* [WHAT YOU SHOULD DO] For each line in the data below that holds "true", return a copy.

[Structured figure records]
'''
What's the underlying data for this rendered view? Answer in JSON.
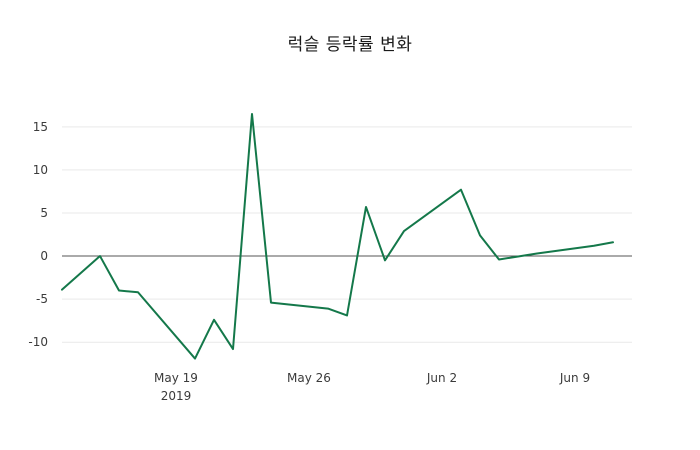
{
  "chart_data": {
    "type": "line",
    "title": "럭슬 등락률 변화",
    "xlabel": "",
    "ylabel": "",
    "background": "#ffffff",
    "grid": true,
    "grid_color": "#e9e9e9",
    "zero_line": true,
    "zero_line_color": "#555555",
    "legend": "none",
    "x_domain": [
      "2019-05-13",
      "2019-06-12"
    ],
    "ylim": [
      -12.3,
      18.7
    ],
    "yticks": [
      -10,
      -5,
      0,
      5,
      10,
      15
    ],
    "xticks": [
      {
        "date": "2019-05-19",
        "label": "May 19",
        "sublabel": "2019"
      },
      {
        "date": "2019-05-26",
        "label": "May 26",
        "sublabel": ""
      },
      {
        "date": "2019-06-02",
        "label": "Jun 2",
        "sublabel": ""
      },
      {
        "date": "2019-06-09",
        "label": "Jun 9",
        "sublabel": ""
      }
    ],
    "series": [
      {
        "name": "등락률 (%)",
        "color": "#14784a",
        "line_width": 2,
        "x": [
          "2019-05-13",
          "2019-05-15",
          "2019-05-16",
          "2019-05-17",
          "2019-05-20",
          "2019-05-21",
          "2019-05-22",
          "2019-05-23",
          "2019-05-24",
          "2019-05-27",
          "2019-05-28",
          "2019-05-29",
          "2019-05-30",
          "2019-05-31",
          "2019-06-03",
          "2019-06-04",
          "2019-06-05",
          "2019-06-07",
          "2019-06-10",
          "2019-06-11"
        ],
        "y": [
          -3.9,
          0.0,
          -4.0,
          -4.2,
          -11.9,
          -7.4,
          -10.8,
          16.5,
          -5.4,
          -6.1,
          -6.9,
          5.7,
          -0.5,
          2.9,
          7.7,
          2.4,
          -0.4,
          0.3,
          1.2,
          1.6
        ]
      }
    ],
    "tick_label_color": "#3b3b3b",
    "tick_label_size": 12
  }
}
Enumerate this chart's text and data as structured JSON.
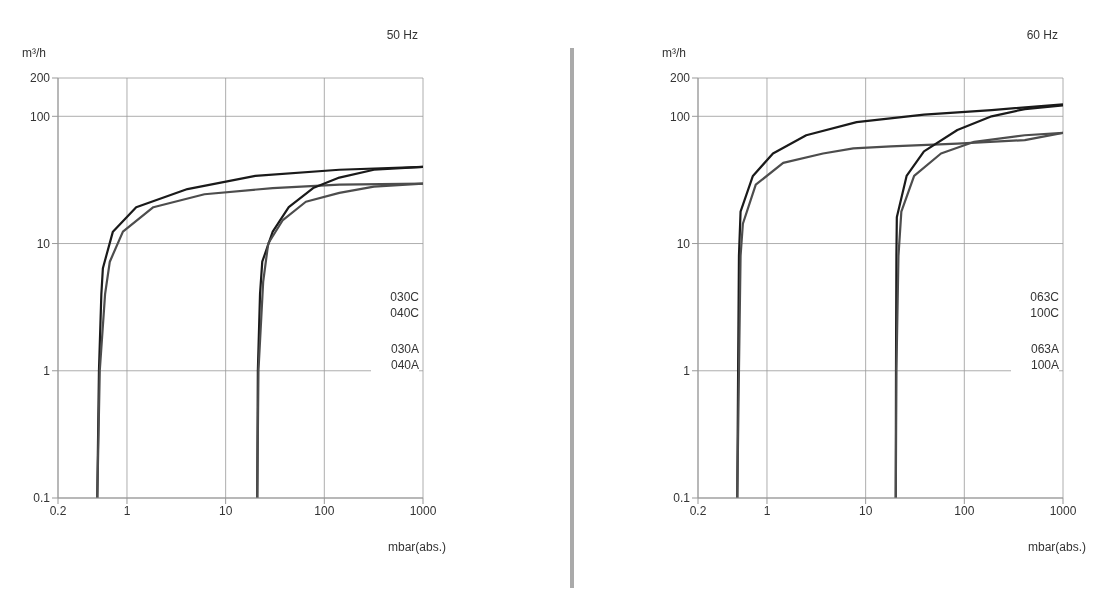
{
  "chart_data": [
    {
      "type": "line",
      "title": "50 Hz",
      "ylabel": "m³/h",
      "xlabel": "mbar(abs.)",
      "log": "xy",
      "grid": true,
      "xlim": [
        0.2,
        1000
      ],
      "xticks": [
        0.2,
        1,
        10,
        100,
        1000
      ],
      "ylim": [
        0.1,
        200
      ],
      "yticks": [
        0.1,
        1,
        10,
        100,
        200
      ],
      "series": [
        {
          "color": "#1a1a1a",
          "x": [
            0.5,
            0.52,
            0.55,
            0.57,
            0.72,
            1.24,
            4.1,
            20,
            142,
            1000
          ],
          "values": [
            0.1,
            1,
            4,
            6.4,
            12.4,
            19.3,
            26.8,
            34,
            38,
            40
          ]
        },
        {
          "color": "#4d4d4d",
          "x": [
            0.5,
            0.53,
            0.6,
            0.67,
            0.91,
            1.85,
            6.1,
            30,
            142,
            1000
          ],
          "values": [
            0.1,
            1,
            4,
            7.2,
            12.4,
            19.3,
            24.4,
            27.3,
            29,
            29.6
          ]
        },
        {
          "color": "#1a1a1a",
          "x": [
            20.9,
            21.2,
            22.3,
            23.5,
            30,
            43.6,
            77,
            142,
            318,
            1000
          ],
          "values": [
            0.1,
            1,
            4,
            7.2,
            12.4,
            19.3,
            27.3,
            33,
            38,
            40
          ]
        },
        {
          "color": "#4d4d4d",
          "x": [
            20.9,
            21.5,
            24,
            27,
            38,
            65,
            142,
            318,
            1000
          ],
          "values": [
            0.1,
            1,
            5,
            10,
            15.3,
            21.3,
            25,
            28,
            29.6
          ]
        }
      ],
      "annotations": [
        "030C",
        "040C",
        "030A",
        "040A"
      ]
    },
    {
      "type": "line",
      "title": "60 Hz",
      "ylabel": "m³/h",
      "xlabel": "mbar(abs.)",
      "log": "xy",
      "grid": true,
      "xlim": [
        0.2,
        1000
      ],
      "xticks": [
        0.2,
        1,
        10,
        100,
        1000
      ],
      "ylim": [
        0.1,
        200
      ],
      "yticks": [
        0.1,
        1,
        10,
        100,
        200
      ],
      "series": [
        {
          "color": "#1a1a1a",
          "x": [
            0.5,
            0.51,
            0.52,
            0.54,
            0.72,
            1.15,
            2.5,
            8.1,
            39,
            189,
            1000
          ],
          "values": [
            0.1,
            1,
            8,
            17.8,
            34,
            51,
            71,
            90,
            103,
            112,
            124
          ]
        },
        {
          "color": "#4d4d4d",
          "x": [
            0.5,
            0.52,
            0.54,
            0.57,
            0.77,
            1.46,
            3.7,
            7.5,
            18,
            85,
            410,
            1000
          ],
          "values": [
            0.1,
            1,
            8,
            14.3,
            29,
            43,
            51,
            56,
            58,
            61,
            65,
            74
          ]
        },
        {
          "color": "#1a1a1a",
          "x": [
            20.2,
            20.3,
            20.5,
            20.7,
            26,
            39,
            85,
            189,
            410,
            1000
          ],
          "values": [
            0.1,
            1,
            8,
            16.1,
            34,
            53,
            78,
            100,
            114,
            122
          ]
        },
        {
          "color": "#4d4d4d",
          "x": [
            20.2,
            20.5,
            21.5,
            23,
            31,
            58,
            126,
            410,
            1000
          ],
          "values": [
            0.1,
            1,
            8,
            17.8,
            34,
            51,
            63,
            71,
            74
          ]
        }
      ],
      "annotations": [
        "063C",
        "100C",
        "063A",
        "100A"
      ]
    }
  ]
}
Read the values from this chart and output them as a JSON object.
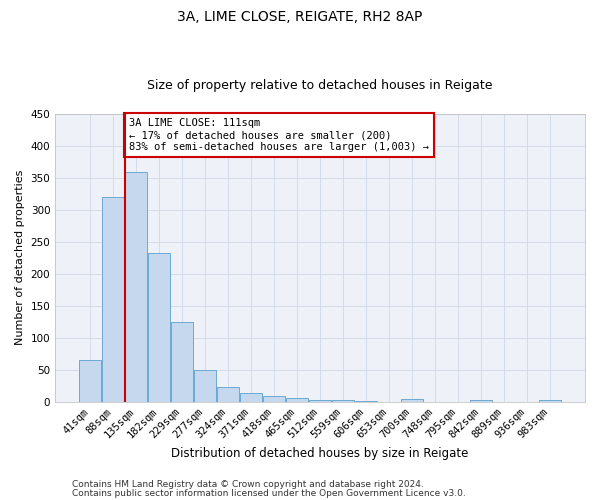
{
  "title1": "3A, LIME CLOSE, REIGATE, RH2 8AP",
  "title2": "Size of property relative to detached houses in Reigate",
  "xlabel": "Distribution of detached houses by size in Reigate",
  "ylabel": "Number of detached properties",
  "categories": [
    "41sqm",
    "88sqm",
    "135sqm",
    "182sqm",
    "229sqm",
    "277sqm",
    "324sqm",
    "371sqm",
    "418sqm",
    "465sqm",
    "512sqm",
    "559sqm",
    "606sqm",
    "653sqm",
    "700sqm",
    "748sqm",
    "795sqm",
    "842sqm",
    "889sqm",
    "936sqm",
    "983sqm"
  ],
  "values": [
    65,
    320,
    360,
    233,
    125,
    50,
    23,
    13,
    8,
    5,
    3,
    3,
    1,
    0,
    4,
    0,
    0,
    3,
    0,
    0,
    3
  ],
  "bar_color": "#c5d8ed",
  "bar_edge_color": "#6aaad4",
  "vline_x": 1.5,
  "vline_color": "#cc0000",
  "annotation_text": "3A LIME CLOSE: 111sqm\n← 17% of detached houses are smaller (200)\n83% of semi-detached houses are larger (1,003) →",
  "annotation_box_color": "#ffffff",
  "annotation_box_edge": "#cc0000",
  "ylim": [
    0,
    450
  ],
  "yticks": [
    0,
    50,
    100,
    150,
    200,
    250,
    300,
    350,
    400,
    450
  ],
  "grid_color": "#d0d8e8",
  "bg_color": "#eef2f8",
  "footer1": "Contains HM Land Registry data © Crown copyright and database right 2024.",
  "footer2": "Contains public sector information licensed under the Open Government Licence v3.0.",
  "title1_fontsize": 10,
  "title2_fontsize": 9,
  "xlabel_fontsize": 8.5,
  "ylabel_fontsize": 8,
  "tick_fontsize": 7.5,
  "footer_fontsize": 6.5,
  "annotation_fontsize": 7.5
}
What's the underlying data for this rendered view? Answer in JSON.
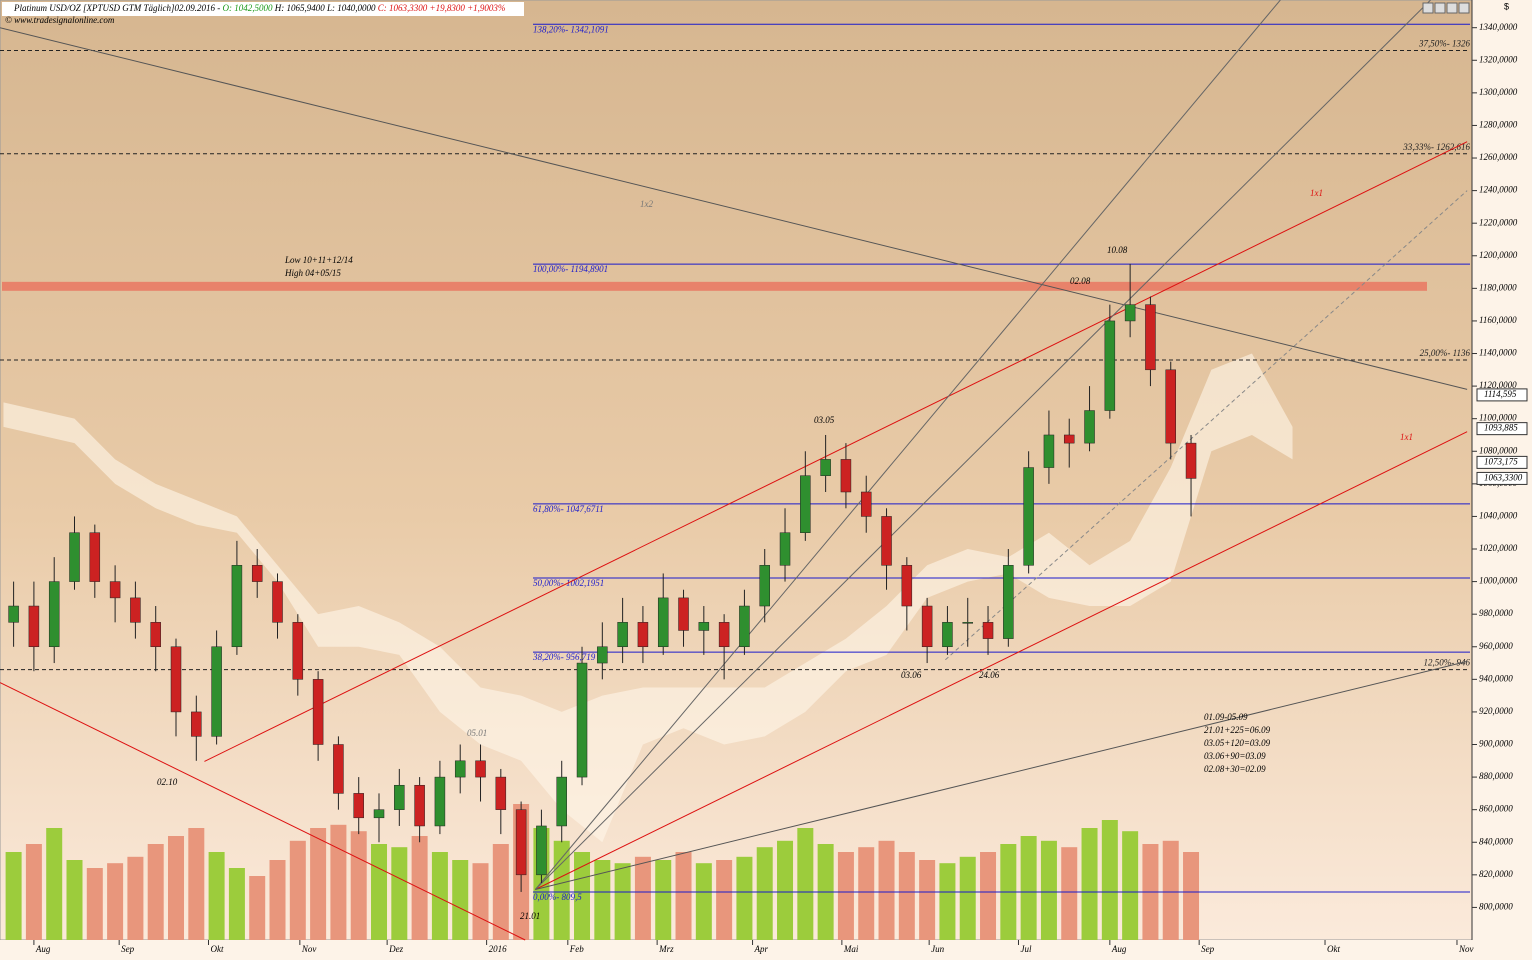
'''
* [ANSWER TO THE EXERCISE]
    "grid": true,
    "zero_line": true,
      "grid": true,
      "grid": true,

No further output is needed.